Problem requirements>
Go through the entries below and pick out every line with "chart".

Excerpted records>
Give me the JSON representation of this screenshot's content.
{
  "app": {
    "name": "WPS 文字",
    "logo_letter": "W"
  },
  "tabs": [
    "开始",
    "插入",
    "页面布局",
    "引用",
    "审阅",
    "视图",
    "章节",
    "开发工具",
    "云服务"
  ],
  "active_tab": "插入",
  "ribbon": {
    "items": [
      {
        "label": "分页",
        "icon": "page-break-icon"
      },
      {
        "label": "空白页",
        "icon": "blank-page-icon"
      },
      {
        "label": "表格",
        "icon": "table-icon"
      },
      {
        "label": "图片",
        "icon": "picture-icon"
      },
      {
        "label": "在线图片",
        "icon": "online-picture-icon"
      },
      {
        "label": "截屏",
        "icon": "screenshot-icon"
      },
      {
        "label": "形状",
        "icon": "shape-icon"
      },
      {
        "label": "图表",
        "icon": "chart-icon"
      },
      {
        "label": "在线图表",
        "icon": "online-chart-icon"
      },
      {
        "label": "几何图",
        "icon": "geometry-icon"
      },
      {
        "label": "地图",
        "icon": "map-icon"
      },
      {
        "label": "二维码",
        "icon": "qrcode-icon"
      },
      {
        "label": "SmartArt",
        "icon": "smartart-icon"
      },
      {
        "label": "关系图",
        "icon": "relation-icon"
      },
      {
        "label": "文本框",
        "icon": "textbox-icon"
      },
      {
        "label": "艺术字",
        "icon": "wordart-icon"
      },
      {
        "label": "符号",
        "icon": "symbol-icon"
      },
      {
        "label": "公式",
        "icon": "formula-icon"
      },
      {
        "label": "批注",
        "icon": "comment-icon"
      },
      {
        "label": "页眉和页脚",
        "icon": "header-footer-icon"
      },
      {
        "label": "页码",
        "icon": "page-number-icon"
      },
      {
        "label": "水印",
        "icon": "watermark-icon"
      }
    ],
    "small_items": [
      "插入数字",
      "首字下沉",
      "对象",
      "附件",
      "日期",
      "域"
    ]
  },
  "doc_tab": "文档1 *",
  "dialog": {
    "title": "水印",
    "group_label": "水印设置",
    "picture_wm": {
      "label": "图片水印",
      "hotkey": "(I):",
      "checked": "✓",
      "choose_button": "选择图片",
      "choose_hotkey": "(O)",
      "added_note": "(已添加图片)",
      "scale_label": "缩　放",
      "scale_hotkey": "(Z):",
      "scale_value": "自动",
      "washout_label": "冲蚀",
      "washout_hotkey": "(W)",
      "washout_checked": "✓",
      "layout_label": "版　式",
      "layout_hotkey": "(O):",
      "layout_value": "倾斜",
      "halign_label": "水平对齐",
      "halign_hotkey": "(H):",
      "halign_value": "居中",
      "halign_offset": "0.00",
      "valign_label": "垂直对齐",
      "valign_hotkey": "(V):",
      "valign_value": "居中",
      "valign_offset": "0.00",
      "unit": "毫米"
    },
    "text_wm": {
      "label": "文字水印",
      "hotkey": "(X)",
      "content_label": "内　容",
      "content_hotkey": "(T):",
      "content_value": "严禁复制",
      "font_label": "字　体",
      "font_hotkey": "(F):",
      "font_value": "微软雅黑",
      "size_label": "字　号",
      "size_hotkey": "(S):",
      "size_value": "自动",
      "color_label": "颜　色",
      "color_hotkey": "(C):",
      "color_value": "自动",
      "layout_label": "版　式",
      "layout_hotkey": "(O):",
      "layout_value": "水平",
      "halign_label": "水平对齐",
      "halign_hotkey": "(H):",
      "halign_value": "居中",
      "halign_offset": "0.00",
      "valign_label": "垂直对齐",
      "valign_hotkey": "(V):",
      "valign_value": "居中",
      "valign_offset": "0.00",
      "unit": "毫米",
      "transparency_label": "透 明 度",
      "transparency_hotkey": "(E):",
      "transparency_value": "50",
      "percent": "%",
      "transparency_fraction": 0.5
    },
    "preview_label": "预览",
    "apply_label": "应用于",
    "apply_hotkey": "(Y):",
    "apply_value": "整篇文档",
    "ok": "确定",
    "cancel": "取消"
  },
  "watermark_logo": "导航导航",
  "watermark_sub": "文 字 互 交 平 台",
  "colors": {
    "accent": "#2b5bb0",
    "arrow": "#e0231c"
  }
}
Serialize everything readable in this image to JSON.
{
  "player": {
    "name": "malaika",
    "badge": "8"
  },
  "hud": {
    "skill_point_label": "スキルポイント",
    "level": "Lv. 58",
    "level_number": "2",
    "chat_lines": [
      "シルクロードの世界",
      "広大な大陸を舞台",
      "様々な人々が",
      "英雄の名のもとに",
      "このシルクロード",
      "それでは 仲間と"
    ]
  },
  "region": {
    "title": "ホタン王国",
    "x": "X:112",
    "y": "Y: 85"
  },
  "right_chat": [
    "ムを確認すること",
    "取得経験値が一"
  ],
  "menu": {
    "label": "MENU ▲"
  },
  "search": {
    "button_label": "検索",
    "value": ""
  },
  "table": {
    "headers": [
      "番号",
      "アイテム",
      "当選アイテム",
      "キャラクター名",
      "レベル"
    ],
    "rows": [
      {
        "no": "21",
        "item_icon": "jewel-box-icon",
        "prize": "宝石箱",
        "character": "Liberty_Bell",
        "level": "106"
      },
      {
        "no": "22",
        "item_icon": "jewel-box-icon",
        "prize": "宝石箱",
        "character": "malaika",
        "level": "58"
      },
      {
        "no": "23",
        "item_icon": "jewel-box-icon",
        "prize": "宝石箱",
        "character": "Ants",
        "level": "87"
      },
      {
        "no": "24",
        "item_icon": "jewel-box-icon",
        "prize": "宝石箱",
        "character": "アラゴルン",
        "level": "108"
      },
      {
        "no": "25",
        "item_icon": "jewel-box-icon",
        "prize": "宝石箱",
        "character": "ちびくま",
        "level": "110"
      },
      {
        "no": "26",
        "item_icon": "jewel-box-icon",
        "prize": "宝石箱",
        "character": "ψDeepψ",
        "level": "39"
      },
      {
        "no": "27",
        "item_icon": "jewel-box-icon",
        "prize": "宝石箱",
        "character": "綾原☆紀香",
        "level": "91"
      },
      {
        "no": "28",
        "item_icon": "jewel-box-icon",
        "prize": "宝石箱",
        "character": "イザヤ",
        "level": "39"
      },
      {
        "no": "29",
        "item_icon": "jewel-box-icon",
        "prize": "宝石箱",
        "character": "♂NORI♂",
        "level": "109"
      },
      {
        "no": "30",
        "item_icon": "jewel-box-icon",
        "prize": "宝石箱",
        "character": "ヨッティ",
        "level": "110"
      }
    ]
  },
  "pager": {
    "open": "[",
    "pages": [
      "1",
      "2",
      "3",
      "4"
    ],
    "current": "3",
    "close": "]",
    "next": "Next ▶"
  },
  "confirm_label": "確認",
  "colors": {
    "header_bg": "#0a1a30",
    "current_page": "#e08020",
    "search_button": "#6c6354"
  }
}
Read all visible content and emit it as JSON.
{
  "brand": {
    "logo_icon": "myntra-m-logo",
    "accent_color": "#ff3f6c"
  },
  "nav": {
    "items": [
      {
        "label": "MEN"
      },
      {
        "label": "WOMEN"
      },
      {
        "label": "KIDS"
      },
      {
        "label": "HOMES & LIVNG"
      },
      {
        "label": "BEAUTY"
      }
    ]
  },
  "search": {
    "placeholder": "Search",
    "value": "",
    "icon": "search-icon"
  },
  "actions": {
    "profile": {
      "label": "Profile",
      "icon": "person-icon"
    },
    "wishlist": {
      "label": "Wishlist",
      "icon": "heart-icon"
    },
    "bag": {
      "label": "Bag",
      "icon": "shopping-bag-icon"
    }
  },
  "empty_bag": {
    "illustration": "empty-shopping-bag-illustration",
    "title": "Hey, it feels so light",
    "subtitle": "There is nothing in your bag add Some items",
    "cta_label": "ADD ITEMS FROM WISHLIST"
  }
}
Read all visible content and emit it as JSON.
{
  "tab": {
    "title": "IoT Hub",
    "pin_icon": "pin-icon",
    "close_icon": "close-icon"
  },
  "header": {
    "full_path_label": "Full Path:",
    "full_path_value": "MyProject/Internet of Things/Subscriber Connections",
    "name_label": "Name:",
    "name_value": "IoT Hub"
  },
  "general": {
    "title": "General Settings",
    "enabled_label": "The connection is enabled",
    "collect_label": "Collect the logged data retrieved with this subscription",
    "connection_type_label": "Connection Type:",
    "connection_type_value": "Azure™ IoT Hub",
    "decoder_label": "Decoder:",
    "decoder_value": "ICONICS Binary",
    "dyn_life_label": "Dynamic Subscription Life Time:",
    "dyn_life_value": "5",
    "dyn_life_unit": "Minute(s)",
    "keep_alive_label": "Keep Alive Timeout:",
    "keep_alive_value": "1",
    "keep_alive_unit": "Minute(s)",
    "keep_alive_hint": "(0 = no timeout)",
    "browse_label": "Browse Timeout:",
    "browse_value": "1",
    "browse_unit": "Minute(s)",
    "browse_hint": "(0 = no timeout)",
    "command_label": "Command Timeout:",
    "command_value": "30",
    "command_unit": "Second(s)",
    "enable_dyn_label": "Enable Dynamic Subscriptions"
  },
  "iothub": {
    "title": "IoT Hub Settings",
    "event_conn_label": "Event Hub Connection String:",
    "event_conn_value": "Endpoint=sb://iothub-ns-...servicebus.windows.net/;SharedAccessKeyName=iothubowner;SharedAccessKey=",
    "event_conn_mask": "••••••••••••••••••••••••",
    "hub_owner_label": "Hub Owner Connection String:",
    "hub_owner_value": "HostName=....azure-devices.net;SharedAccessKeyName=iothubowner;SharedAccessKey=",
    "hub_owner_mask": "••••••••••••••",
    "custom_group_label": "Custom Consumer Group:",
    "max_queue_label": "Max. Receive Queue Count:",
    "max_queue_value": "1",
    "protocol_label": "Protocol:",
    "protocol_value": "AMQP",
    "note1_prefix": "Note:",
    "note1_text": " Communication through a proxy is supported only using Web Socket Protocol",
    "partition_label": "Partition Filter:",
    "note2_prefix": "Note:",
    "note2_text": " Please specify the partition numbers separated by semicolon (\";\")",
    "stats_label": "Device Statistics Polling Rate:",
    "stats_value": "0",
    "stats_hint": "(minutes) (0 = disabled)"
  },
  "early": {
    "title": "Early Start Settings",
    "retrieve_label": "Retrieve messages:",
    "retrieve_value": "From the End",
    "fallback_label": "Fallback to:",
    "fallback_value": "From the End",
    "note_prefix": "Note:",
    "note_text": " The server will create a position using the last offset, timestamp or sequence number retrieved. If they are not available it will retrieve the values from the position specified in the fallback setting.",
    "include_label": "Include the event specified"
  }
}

Worked solution>
        "icon": "chart-icon"
        "icon": "online-chart-icon"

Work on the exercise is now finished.